DATASET EXTRACT:
****************************************

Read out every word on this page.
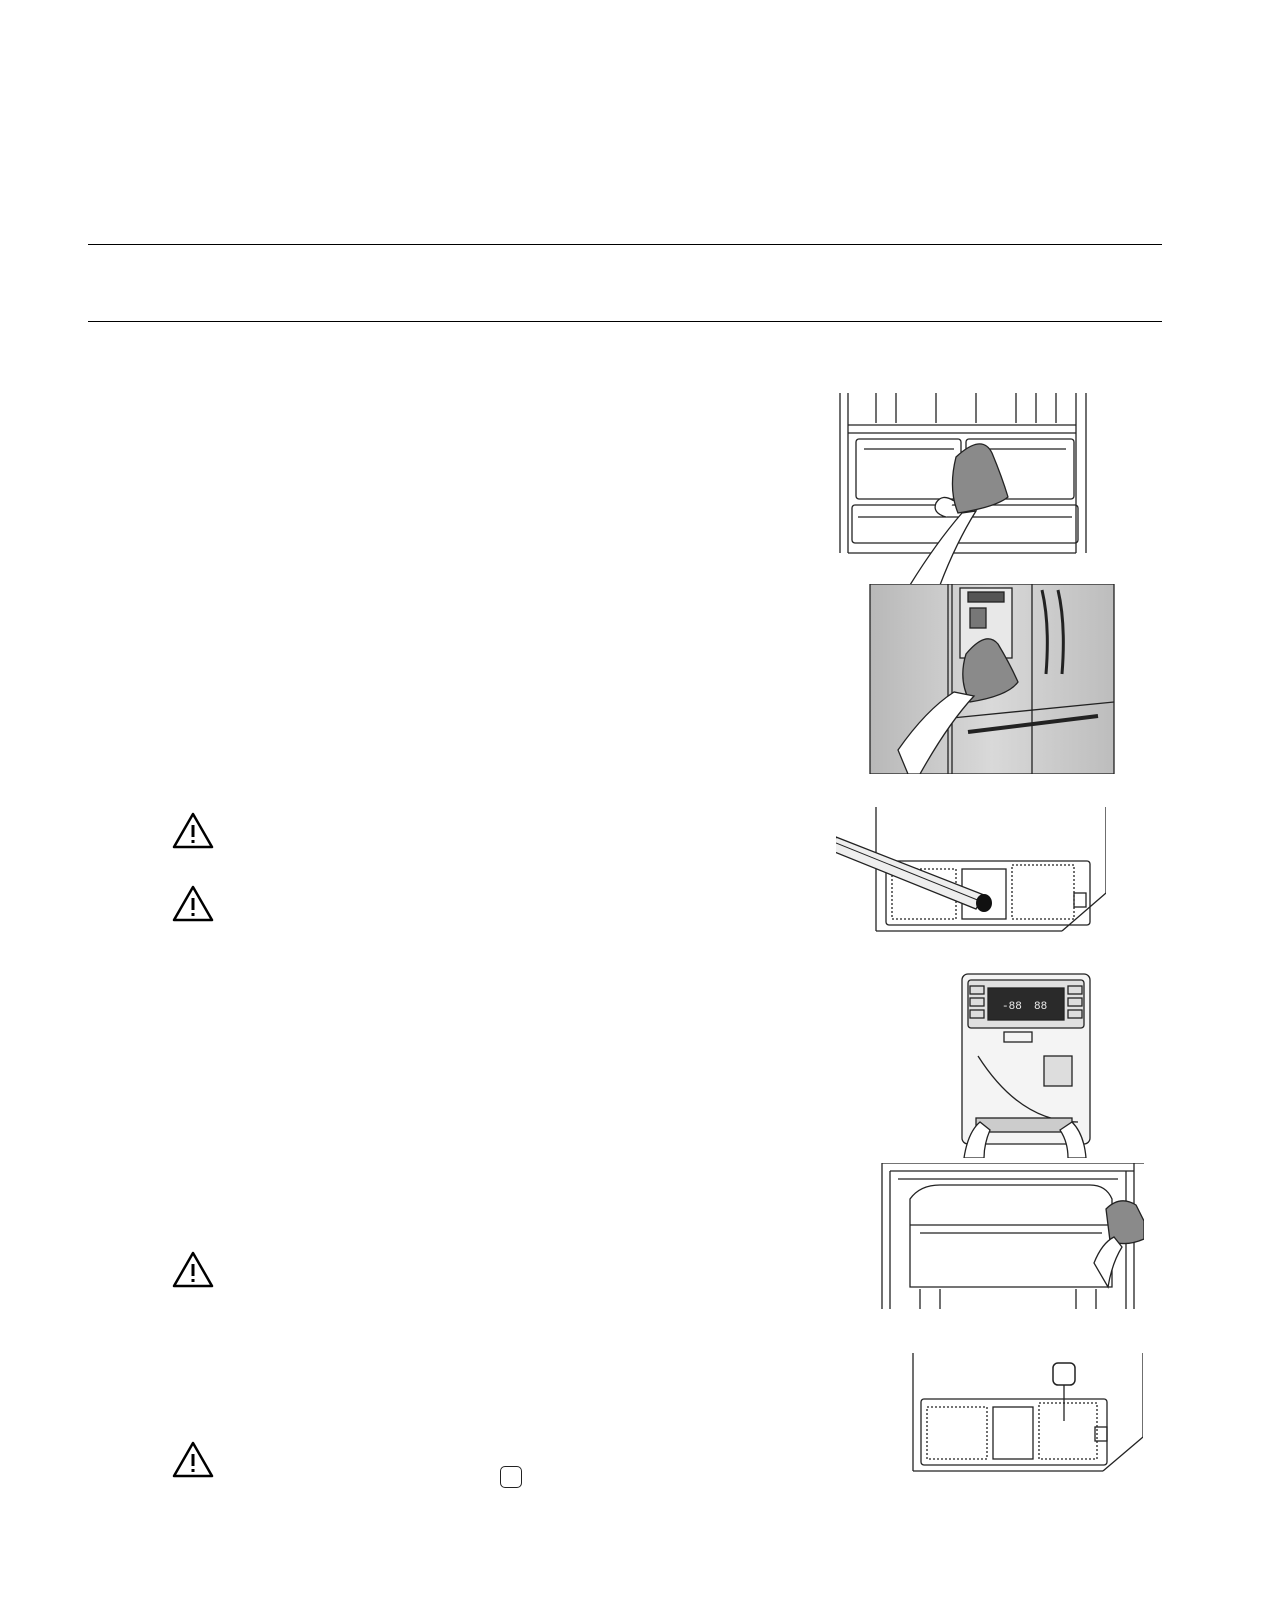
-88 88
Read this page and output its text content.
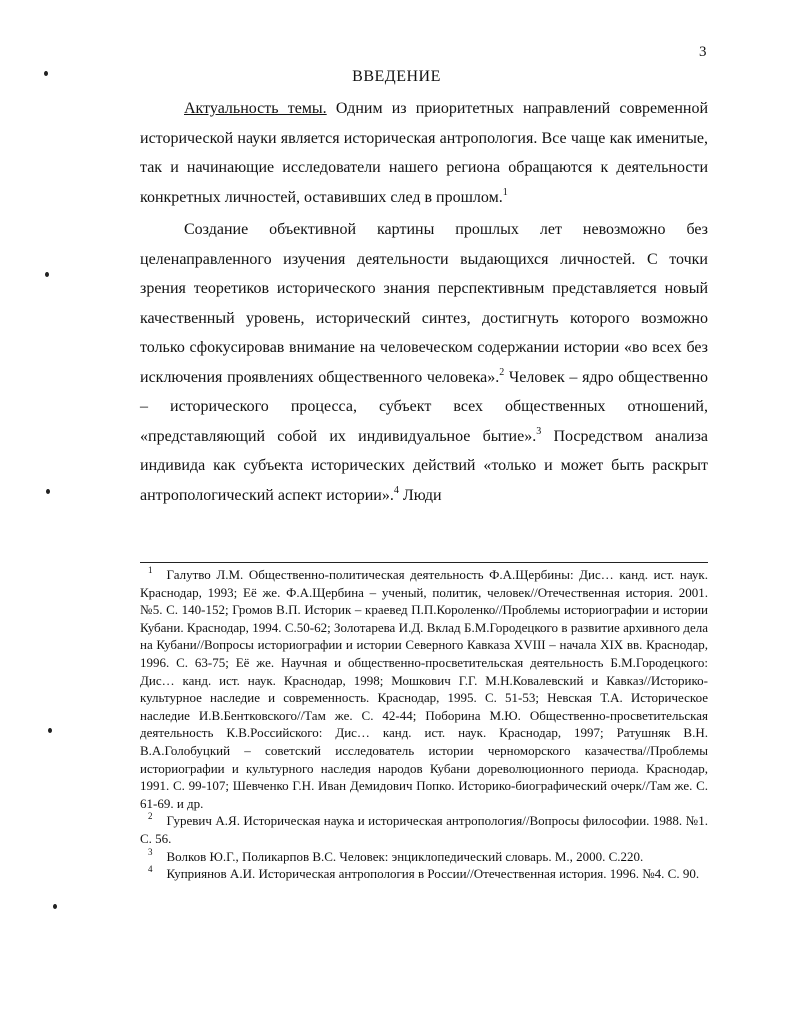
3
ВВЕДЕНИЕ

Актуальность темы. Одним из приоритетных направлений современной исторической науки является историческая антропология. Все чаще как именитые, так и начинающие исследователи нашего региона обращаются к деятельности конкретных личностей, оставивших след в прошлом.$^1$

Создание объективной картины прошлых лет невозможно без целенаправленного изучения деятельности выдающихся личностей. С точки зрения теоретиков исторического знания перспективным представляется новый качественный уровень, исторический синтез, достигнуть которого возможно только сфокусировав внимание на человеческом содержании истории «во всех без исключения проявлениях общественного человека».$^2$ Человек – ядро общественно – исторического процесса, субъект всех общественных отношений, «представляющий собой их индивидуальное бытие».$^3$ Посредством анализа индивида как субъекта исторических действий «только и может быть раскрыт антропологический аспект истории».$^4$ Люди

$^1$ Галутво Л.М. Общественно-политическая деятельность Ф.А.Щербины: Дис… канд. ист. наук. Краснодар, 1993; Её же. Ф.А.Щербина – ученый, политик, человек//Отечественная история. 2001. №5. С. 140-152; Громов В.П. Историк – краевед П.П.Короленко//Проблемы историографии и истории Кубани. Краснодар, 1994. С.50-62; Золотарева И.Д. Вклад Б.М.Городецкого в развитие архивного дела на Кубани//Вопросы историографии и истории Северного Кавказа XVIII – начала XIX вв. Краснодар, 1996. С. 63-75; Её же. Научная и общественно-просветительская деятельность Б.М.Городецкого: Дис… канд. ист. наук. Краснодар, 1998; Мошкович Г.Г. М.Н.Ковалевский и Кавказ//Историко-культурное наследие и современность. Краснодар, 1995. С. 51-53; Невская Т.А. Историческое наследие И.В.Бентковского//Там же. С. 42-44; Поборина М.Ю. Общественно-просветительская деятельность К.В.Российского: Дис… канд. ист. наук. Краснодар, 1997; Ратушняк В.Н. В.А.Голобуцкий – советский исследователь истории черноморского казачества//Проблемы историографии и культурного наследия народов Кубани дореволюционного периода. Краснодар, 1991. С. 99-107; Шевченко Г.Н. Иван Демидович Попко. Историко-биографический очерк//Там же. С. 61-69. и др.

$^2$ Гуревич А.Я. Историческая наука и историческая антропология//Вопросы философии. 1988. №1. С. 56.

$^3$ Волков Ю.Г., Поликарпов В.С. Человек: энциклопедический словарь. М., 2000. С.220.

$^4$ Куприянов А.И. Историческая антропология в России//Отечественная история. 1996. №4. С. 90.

****************************************

Transcribe the material exactly, keeping every word and none of the pictures.

RESULT OF THIS TASK:
Read out every word on this page.
-88 88
Read this page and output its text content.
3
ВВЕДЕНИЕ

Актуальность темы. Одним из приоритетных направлений современной исторической науки является историческая антропология. Все чаще как именитые, так и начинающие исследователи нашего региона обращаются к деятельности конкретных личностей, оставивших след в прошлом.$^1$

Создание объективной картины прошлых лет невозможно без целенаправленного изучения деятельности выдающихся личностей. С точки зрения теоретиков исторического знания перспективным представляется новый качественный уровень, исторический синтез, достигнуть которого возможно только сфокусировав внимание на человеческом содержании истории «во всех без исключения проявлениях общественного человека».$^2$ Человек – ядро общественно – исторического процесса, субъект всех общественных отношений, «представляющий собой их индивидуальное бытие».$^3$ Посредством анализа индивида как субъекта исторических действий «только и может быть раскрыт антропологический аспект истории».$^4$ Люди

$^1$ Галутво Л.М. Общественно-политическая деятельность Ф.А.Щербины: Дис… канд. ист. наук. Краснодар, 1993; Её же. Ф.А.Щербина – ученый, политик, человек//Отечественная история. 2001. №5. С. 140-152; Громов В.П. Историк – краевед П.П.Короленко//Проблемы историографии и истории Кубани. Краснодар, 1994. С.50-62; Золотарева И.Д. Вклад Б.М.Городецкого в развитие архивного дела на Кубани//Вопросы историографии и истории Северного Кавказа XVIII – начала XIX вв. Краснодар, 1996. С. 63-75; Её же. Научная и общественно-просветительская деятельность Б.М.Городецкого: Дис… канд. ист. наук. Краснодар, 1998; Мошкович Г.Г. М.Н.Ковалевский и Кавказ//Историко-культурное наследие и современность. Краснодар, 1995. С. 51-53; Невская Т.А. Историческое наследие И.В.Бентковского//Там же. С. 42-44; Поборина М.Ю. Общественно-просветительская деятельность К.В.Российского: Дис… канд. ист. наук. Краснодар, 1997; Ратушняк В.Н. В.А.Голобуцкий – советский исследователь истории черноморского казачества//Проблемы историографии и культурного наследия народов Кубани дореволюционного периода. Краснодар, 1991. С. 99-107; Шевченко Г.Н. Иван Демидович Попко. Историко-биографический очерк//Там же. С. 61-69. и др.

$^2$ Гуревич А.Я. Историческая наука и историческая антропология//Вопросы философии. 1988. №1. С. 56.

$^3$ Волков Ю.Г., Поликарпов В.С. Человек: энциклопедический словарь. М., 2000. С.220.

$^4$ Куприянов А.И. Историческая антропология в России//Отечественная история. 1996. №4. С. 90.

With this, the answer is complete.